## Direction
Your task is to transcribe all of the records exactly and leave out the pictures.

>> START Data provided

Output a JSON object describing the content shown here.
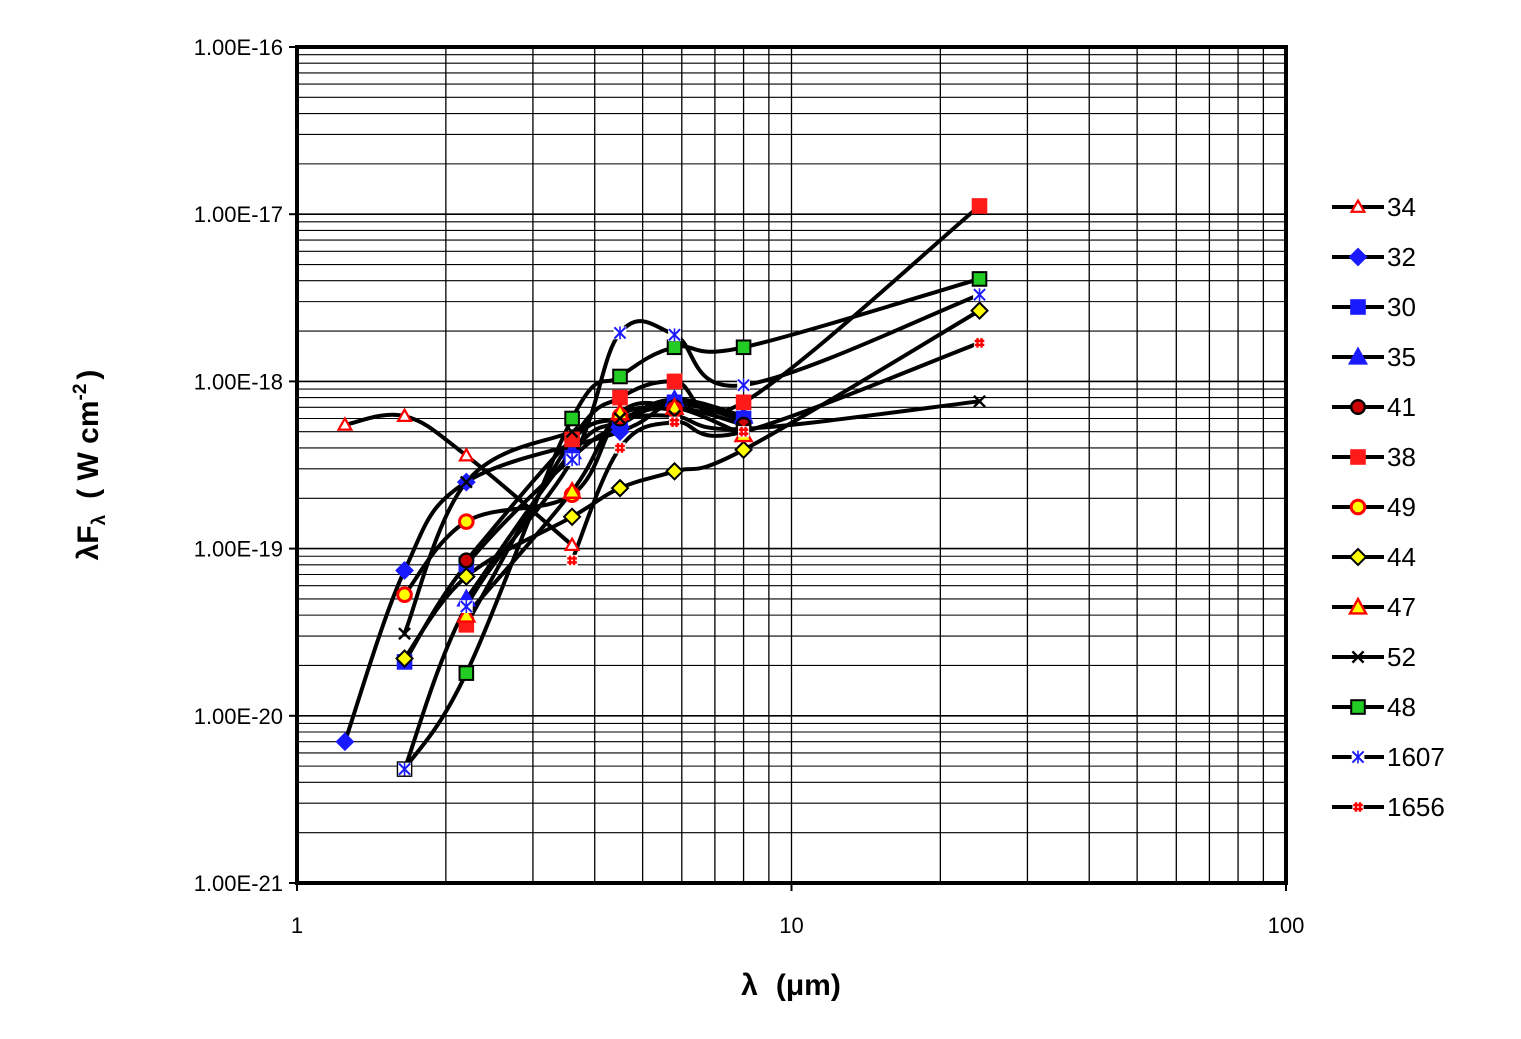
{
  "chart_data": {
    "type": "line",
    "title": "",
    "xlabel": "λ (μm)",
    "ylabel": "λFλ (W cm-2)",
    "x_scale": "log",
    "y_scale": "log",
    "xlim": [
      1,
      100
    ],
    "ylim": [
      1e-21,
      1e-16
    ],
    "grid": true,
    "legend_position": "right",
    "x_tick_labels": [
      {
        "value": 1,
        "label": "1"
      },
      {
        "value": 10,
        "label": "10"
      },
      {
        "value": 100,
        "label": "100"
      }
    ],
    "y_tick_labels": [
      {
        "value": 1e-16,
        "label": "1.00E-16"
      },
      {
        "value": 1e-17,
        "label": "1.00E-17"
      },
      {
        "value": 1e-18,
        "label": "1.00E-18"
      },
      {
        "value": 1e-19,
        "label": "1.00E-19"
      },
      {
        "value": 1e-20,
        "label": "1.00E-20"
      },
      {
        "value": 1e-21,
        "label": "1.00E-21"
      }
    ],
    "ylabel_parts": {
      "lambda": "λ",
      "F": "F",
      "sub": "λ",
      "units": "( W cm",
      "exp": "-2",
      "close": ")"
    },
    "xlabel_parts": {
      "lambda": "λ",
      "units": "(μm)"
    },
    "series": [
      {
        "name": "34",
        "marker": "triangle-open",
        "fill": "#ffffff",
        "stroke": "#ff0000",
        "x": [
          1.25,
          1.65,
          2.2,
          3.6
        ],
        "y": [
          5.5e-19,
          6.2e-19,
          3.6e-19,
          1.05e-19
        ]
      },
      {
        "name": "32",
        "marker": "diamond",
        "fill": "#1a1aff",
        "stroke": "#1a1aff",
        "x": [
          1.25,
          1.65,
          2.2,
          4.5,
          5.8,
          8.0
        ],
        "y": [
          7e-21,
          7.4e-20,
          2.5e-19,
          5e-19,
          7.3e-19,
          5.8e-19
        ]
      },
      {
        "name": "30",
        "marker": "square",
        "fill": "#1a1aff",
        "stroke": "#1a1aff",
        "x": [
          1.65,
          2.2,
          3.6,
          4.5,
          5.8,
          8.0
        ],
        "y": [
          2.1e-20,
          8e-20,
          3.5e-19,
          5.5e-19,
          7.5e-19,
          6e-19
        ]
      },
      {
        "name": "35",
        "marker": "triangle",
        "fill": "#1a1aff",
        "stroke": "#1a1aff",
        "x": [
          2.2,
          3.6,
          4.5,
          5.8,
          8.0
        ],
        "y": [
          5e-20,
          3.8e-19,
          5.8e-19,
          7.8e-19,
          6.2e-19
        ]
      },
      {
        "name": "41",
        "marker": "circle",
        "fill": "#cc0000",
        "stroke": "#000000",
        "x": [
          2.2,
          3.6,
          4.5,
          5.8,
          8.0
        ],
        "y": [
          8.5e-20,
          4.5e-19,
          6e-19,
          7e-19,
          5.5e-19
        ]
      },
      {
        "name": "38",
        "marker": "square",
        "fill": "#ff1a1a",
        "stroke": "#ff1a1a",
        "x": [
          2.2,
          3.6,
          4.5,
          5.8,
          8.0,
          24
        ],
        "y": [
          3.5e-20,
          4.5e-19,
          8e-19,
          1e-18,
          7.5e-19,
          1.12e-17
        ]
      },
      {
        "name": "49",
        "marker": "circle-open",
        "fill": "#ffff00",
        "stroke": "#ff0000",
        "x": [
          1.65,
          2.2,
          3.6,
          4.5,
          5.8
        ],
        "y": [
          5.3e-20,
          1.45e-19,
          2.1e-19,
          6.2e-19,
          6.8e-19
        ]
      },
      {
        "name": "44",
        "marker": "diamond",
        "fill": "#ffff00",
        "stroke": "#000000",
        "x": [
          1.65,
          2.2,
          3.6,
          4.5,
          5.8,
          8.0,
          24
        ],
        "y": [
          2.2e-20,
          6.8e-20,
          1.55e-19,
          2.3e-19,
          2.9e-19,
          3.9e-19,
          2.65e-18
        ]
      },
      {
        "name": "47",
        "marker": "triangle",
        "fill": "#ffff00",
        "stroke": "#ff0000",
        "x": [
          2.2,
          3.6,
          4.5,
          5.8,
          8.0
        ],
        "y": [
          4e-20,
          2.2e-19,
          6.5e-19,
          7e-19,
          4.8e-19
        ]
      },
      {
        "name": "52",
        "marker": "x",
        "fill": "none",
        "stroke": "#000000",
        "x": [
          1.65,
          2.2,
          3.6,
          4.5,
          5.8,
          8.0,
          24
        ],
        "y": [
          3.1e-20,
          2.5e-19,
          5e-19,
          6e-19,
          6.2e-19,
          5.2e-19,
          7.6e-19
        ]
      },
      {
        "name": "48",
        "marker": "square",
        "fill": "#22cc22",
        "stroke": "#000000",
        "x": [
          1.65,
          2.2,
          3.6,
          4.5,
          5.8,
          8.0,
          24
        ],
        "y": [
          4.8e-21,
          1.8e-20,
          6e-19,
          1.07e-18,
          1.6e-18,
          1.6e-18,
          4.1e-18
        ]
      },
      {
        "name": "1607",
        "marker": "star",
        "fill": "#ffffff",
        "stroke": "#1a1aff",
        "x": [
          1.65,
          2.2,
          3.6,
          4.5,
          5.8,
          8.0,
          24
        ],
        "y": [
          4.8e-21,
          4.5e-20,
          3.4e-19,
          1.95e-18,
          1.9e-18,
          9.5e-19,
          3.3e-18
        ]
      },
      {
        "name": "1656",
        "marker": "plus",
        "fill": "#ffffff",
        "stroke": "#ff0000",
        "x": [
          3.6,
          4.5,
          5.8,
          8.0,
          24
        ],
        "y": [
          8.5e-20,
          4e-19,
          5.7e-19,
          5e-19,
          1.7e-18
        ]
      }
    ]
  }
}
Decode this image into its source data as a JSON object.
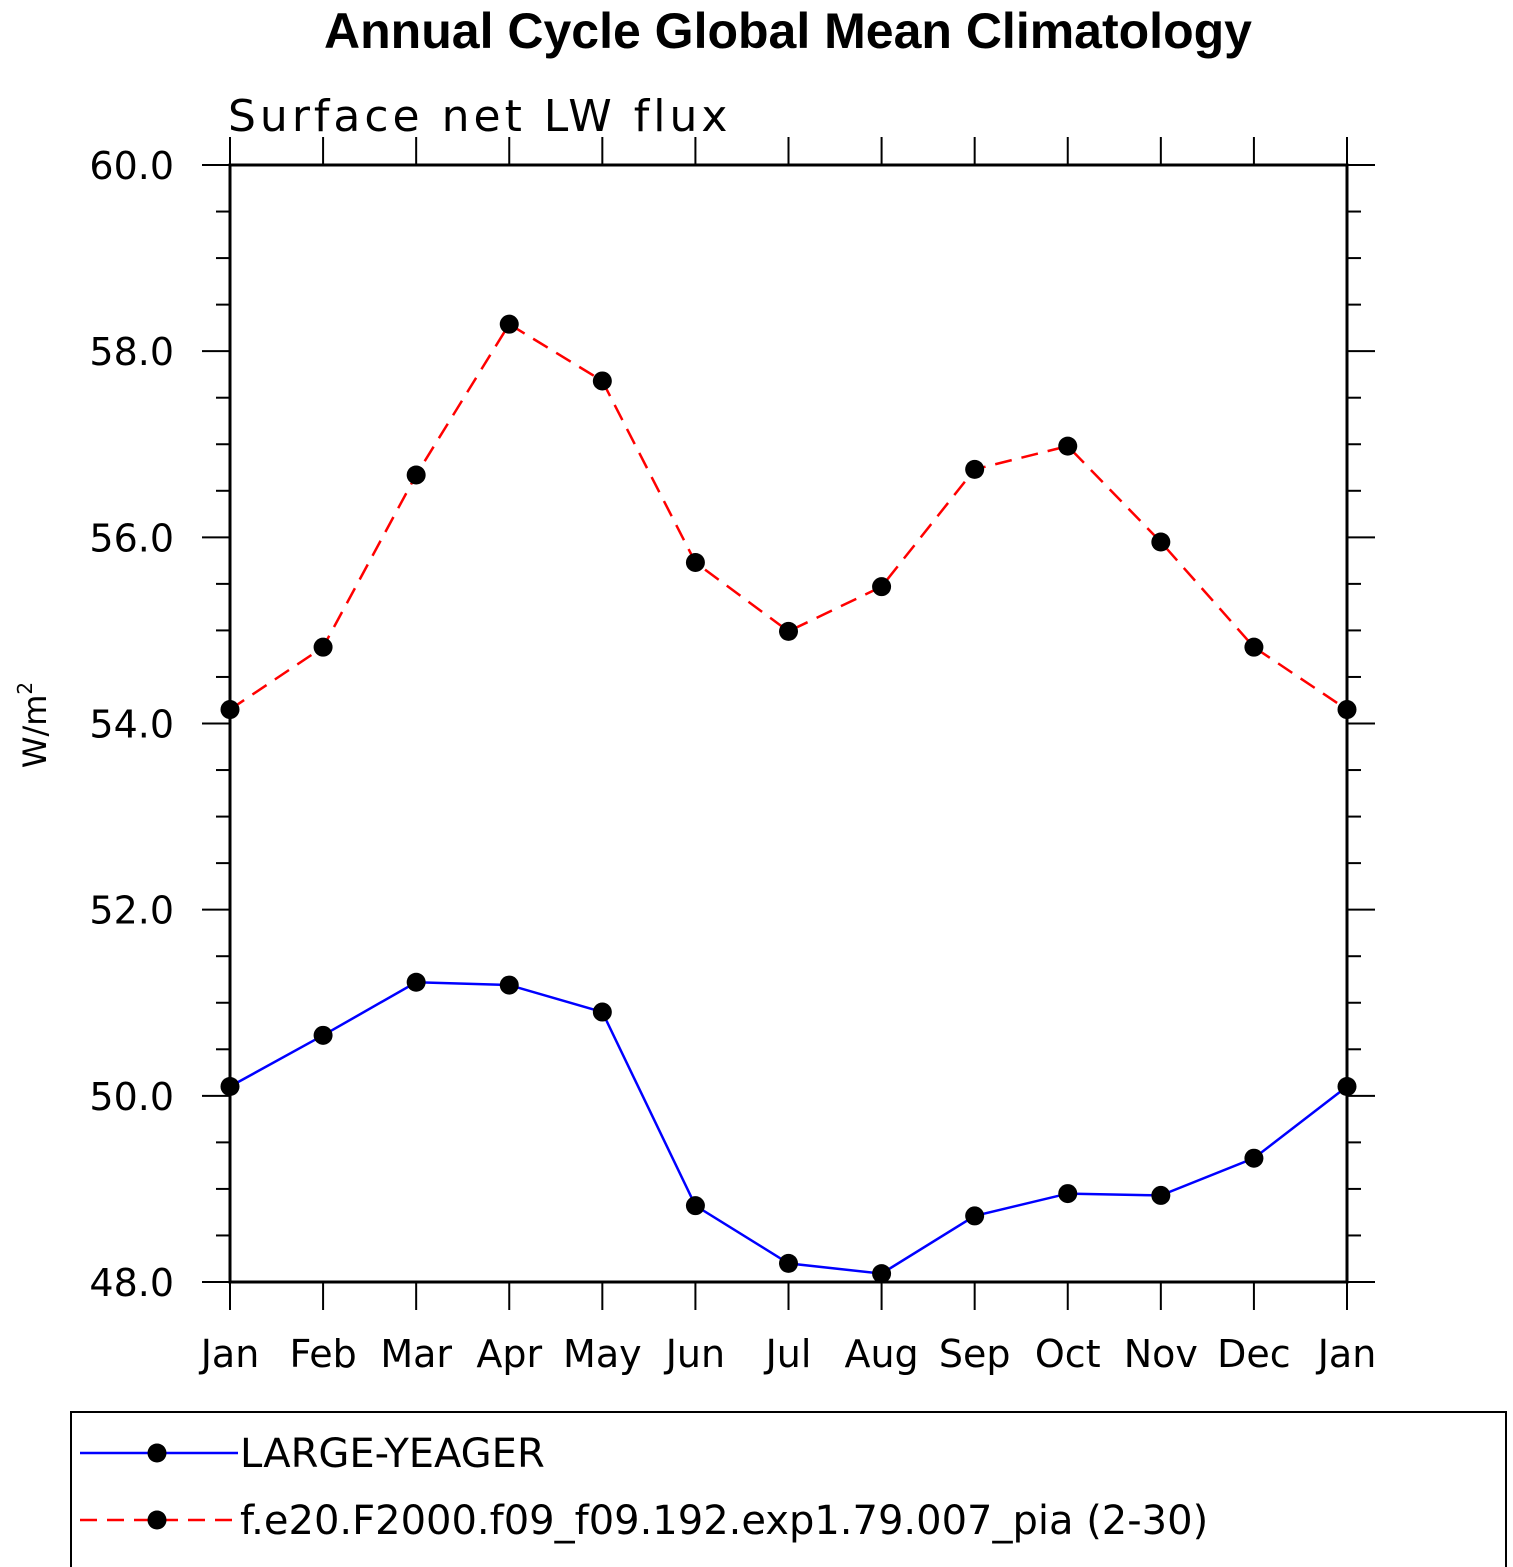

>> END Data provided

## The solution
Output a JSON object describing the content shown here.
{
  "chart_data": {
    "type": "line",
    "title": "",
    "xlabel": "λ (μm)",
    "ylabel": "λFλ (W cm-2)",
    "x_scale": "log",
    "y_scale": "log",
    "xlim": [
      1,
      100
    ],
    "ylim": [
      1e-21,
      1e-16
    ],
    "grid": true,
    "legend_position": "right",
    "x_tick_labels": [
      {
        "value": 1,
        "label": "1"
      },
      {
        "value": 10,
        "label": "10"
      },
      {
        "value": 100,
        "label": "100"
      }
    ],
    "y_tick_labels": [
      {
        "value": 1e-16,
        "label": "1.00E-16"
      },
      {
        "value": 1e-17,
        "label": "1.00E-17"
      },
      {
        "value": 1e-18,
        "label": "1.00E-18"
      },
      {
        "value": 1e-19,
        "label": "1.00E-19"
      },
      {
        "value": 1e-20,
        "label": "1.00E-20"
      },
      {
        "value": 1e-21,
        "label": "1.00E-21"
      }
    ],
    "ylabel_parts": {
      "lambda": "λ",
      "F": "F",
      "sub": "λ",
      "units": "( W cm",
      "exp": "-2",
      "close": ")"
    },
    "xlabel_parts": {
      "lambda": "λ",
      "units": "(μm)"
    },
    "series": [
      {
        "name": "34",
        "marker": "triangle-open",
        "fill": "#ffffff",
        "stroke": "#ff0000",
        "x": [
          1.25,
          1.65,
          2.2,
          3.6
        ],
        "y": [
          5.5e-19,
          6.2e-19,
          3.6e-19,
          1.05e-19
        ]
      },
      {
        "name": "32",
        "marker": "diamond",
        "fill": "#1a1aff",
        "stroke": "#1a1aff",
        "x": [
          1.25,
          1.65,
          2.2,
          4.5,
          5.8,
          8.0
        ],
        "y": [
          7e-21,
          7.4e-20,
          2.5e-19,
          5e-19,
          7.3e-19,
          5.8e-19
        ]
      },
      {
        "name": "30",
        "marker": "square",
        "fill": "#1a1aff",
        "stroke": "#1a1aff",
        "x": [
          1.65,
          2.2,
          3.6,
          4.5,
          5.8,
          8.0
        ],
        "y": [
          2.1e-20,
          8e-20,
          3.5e-19,
          5.5e-19,
          7.5e-19,
          6e-19
        ]
      },
      {
        "name": "35",
        "marker": "triangle",
        "fill": "#1a1aff",
        "stroke": "#1a1aff",
        "x": [
          2.2,
          3.6,
          4.5,
          5.8,
          8.0
        ],
        "y": [
          5e-20,
          3.8e-19,
          5.8e-19,
          7.8e-19,
          6.2e-19
        ]
      },
      {
        "name": "41",
        "marker": "circle",
        "fill": "#cc0000",
        "stroke": "#000000",
        "x": [
          2.2,
          3.6,
          4.5,
          5.8,
          8.0
        ],
        "y": [
          8.5e-20,
          4.5e-19,
          6e-19,
          7e-19,
          5.5e-19
        ]
      },
      {
        "name": "38",
        "marker": "square",
        "fill": "#ff1a1a",
        "stroke": "#ff1a1a",
        "x": [
          2.2,
          3.6,
          4.5,
          5.8,
          8.0,
          24
        ],
        "y": [
          3.5e-20,
          4.5e-19,
          8e-19,
          1e-18,
          7.5e-19,
          1.12e-17
        ]
      },
      {
        "name": "49",
        "marker": "circle-open",
        "fill": "#ffff00",
        "stroke": "#ff0000",
        "x": [
          1.65,
          2.2,
          3.6,
          4.5,
          5.8
        ],
        "y": [
          5.3e-20,
          1.45e-19,
          2.1e-19,
          6.2e-19,
          6.8e-19
        ]
      },
      {
        "name": "44",
        "marker": "diamond",
        "fill": "#ffff00",
        "stroke": "#000000",
        "x": [
          1.65,
          2.2,
          3.6,
          4.5,
          5.8,
          8.0,
          24
        ],
        "y": [
          2.2e-20,
          6.8e-20,
          1.55e-19,
          2.3e-19,
          2.9e-19,
          3.9e-19,
          2.65e-18
        ]
      },
      {
        "name": "47",
        "marker": "triangle",
        "fill": "#ffff00",
        "stroke": "#ff0000",
        "x": [
          2.2,
          3.6,
          4.5,
          5.8,
          8.0
        ],
        "y": [
          4e-20,
          2.2e-19,
          6.5e-19,
          7e-19,
          4.8e-19
        ]
      },
      {
        "name": "52",
        "marker": "x",
        "fill": "none",
        "stroke": "#000000",
        "x": [
          1.65,
          2.2,
          3.6,
          4.5,
          5.8,
          8.0,
          24
        ],
        "y": [
          3.1e-20,
          2.5e-19,
          5e-19,
          6e-19,
          6.2e-19,
          5.2e-19,
          7.6e-19
        ]
      },
      {
        "name": "48",
        "marker": "square",
        "fill": "#22cc22",
        "stroke": "#000000",
        "x": [
          1.65,
          2.2,
          3.6,
          4.5,
          5.8,
          8.0,
          24
        ],
        "y": [
          4.8e-21,
          1.8e-20,
          6e-19,
          1.07e-18,
          1.6e-18,
          1.6e-18,
          4.1e-18
        ]
      },
      {
        "name": "1607",
        "marker": "star",
        "fill": "#ffffff",
        "stroke": "#1a1aff",
        "x": [
          1.65,
          2.2,
          3.6,
          4.5,
          5.8,
          8.0,
          24
        ],
        "y": [
          4.8e-21,
          4.5e-20,
          3.4e-19,
          1.95e-18,
          1.9e-18,
          9.5e-19,
          3.3e-18
        ]
      },
      {
        "name": "1656",
        "marker": "plus",
        "fill": "#ffffff",
        "stroke": "#ff0000",
        "x": [
          3.6,
          4.5,
          5.8,
          8.0,
          24
        ],
        "y": [
          8.5e-20,
          4e-19,
          5.7e-19,
          5e-19,
          1.7e-18
        ]
      }
    ]
  }
}
Decode this image into its source data as a JSON object.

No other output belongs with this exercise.